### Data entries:
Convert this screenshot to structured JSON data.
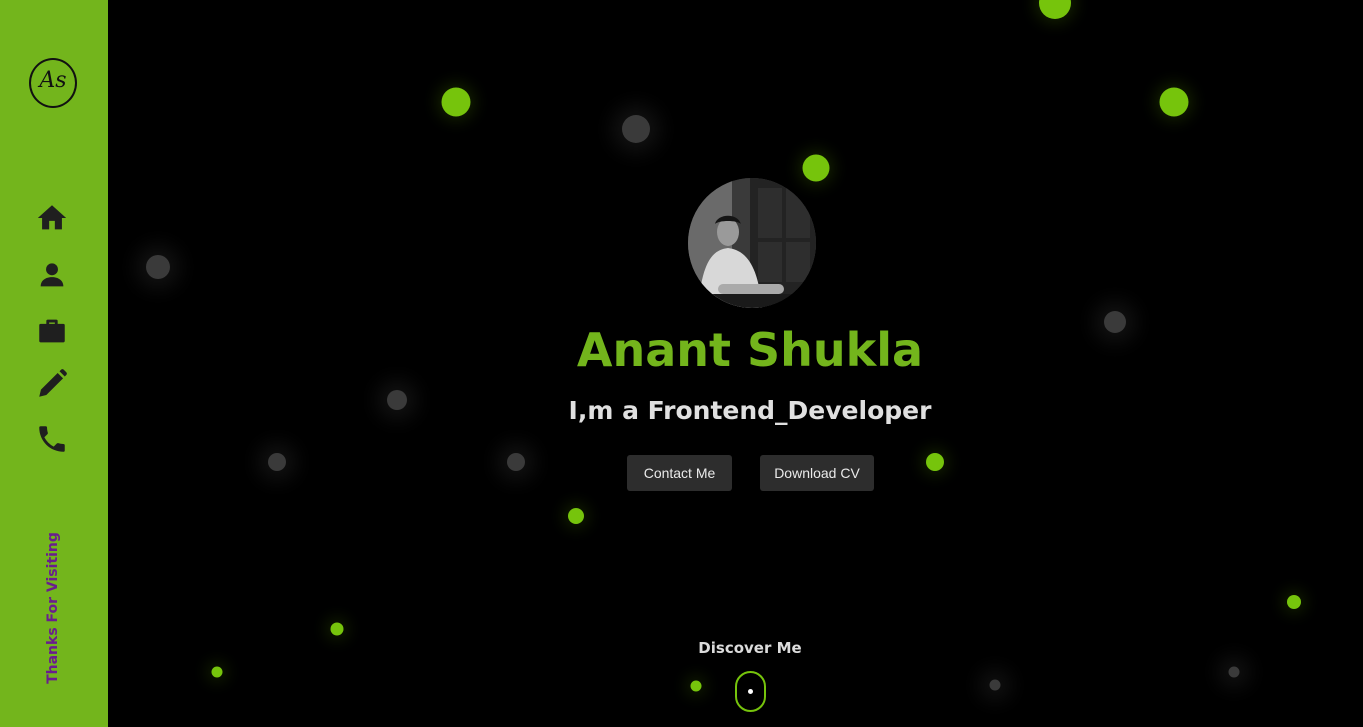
{
  "brand": {
    "logo_text": "As"
  },
  "sidebar": {
    "icons": [
      "home-icon",
      "user-icon",
      "briefcase-icon",
      "pencil-icon",
      "phone-icon"
    ],
    "footer_text": "Thanks For Visiting"
  },
  "hero": {
    "name": "Anant Shukla",
    "tagline": "I,m a Frontend_Developer",
    "contact_label": "Contact Me",
    "cv_label": "Download CV",
    "discover_label": "Discover Me"
  },
  "colors": {
    "accent": "#73b51c",
    "dot_green": "#76c40c",
    "dot_gray": "#3a3a3a",
    "background": "#000000",
    "button_bg": "#2d2d2d",
    "footer_text": "#6a1d8e"
  }
}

### WHAT TO DO:
Exclude the pictures and repeat every other part of the records word for word.

### EXERCISE OUTPUT:
Convert this screenshot to structured JSON data.
{
  "brand": {
    "logo_text": "As"
  },
  "sidebar": {
    "icons": [
      "home-icon",
      "user-icon",
      "briefcase-icon",
      "pencil-icon",
      "phone-icon"
    ],
    "footer_text": "Thanks For Visiting"
  },
  "hero": {
    "name": "Anant Shukla",
    "tagline": "I,m a Frontend_Developer",
    "contact_label": "Contact Me",
    "cv_label": "Download CV",
    "discover_label": "Discover Me"
  },
  "colors": {
    "accent": "#73b51c",
    "dot_green": "#76c40c",
    "dot_gray": "#3a3a3a",
    "background": "#000000",
    "button_bg": "#2d2d2d",
    "footer_text": "#6a1d8e"
  }
}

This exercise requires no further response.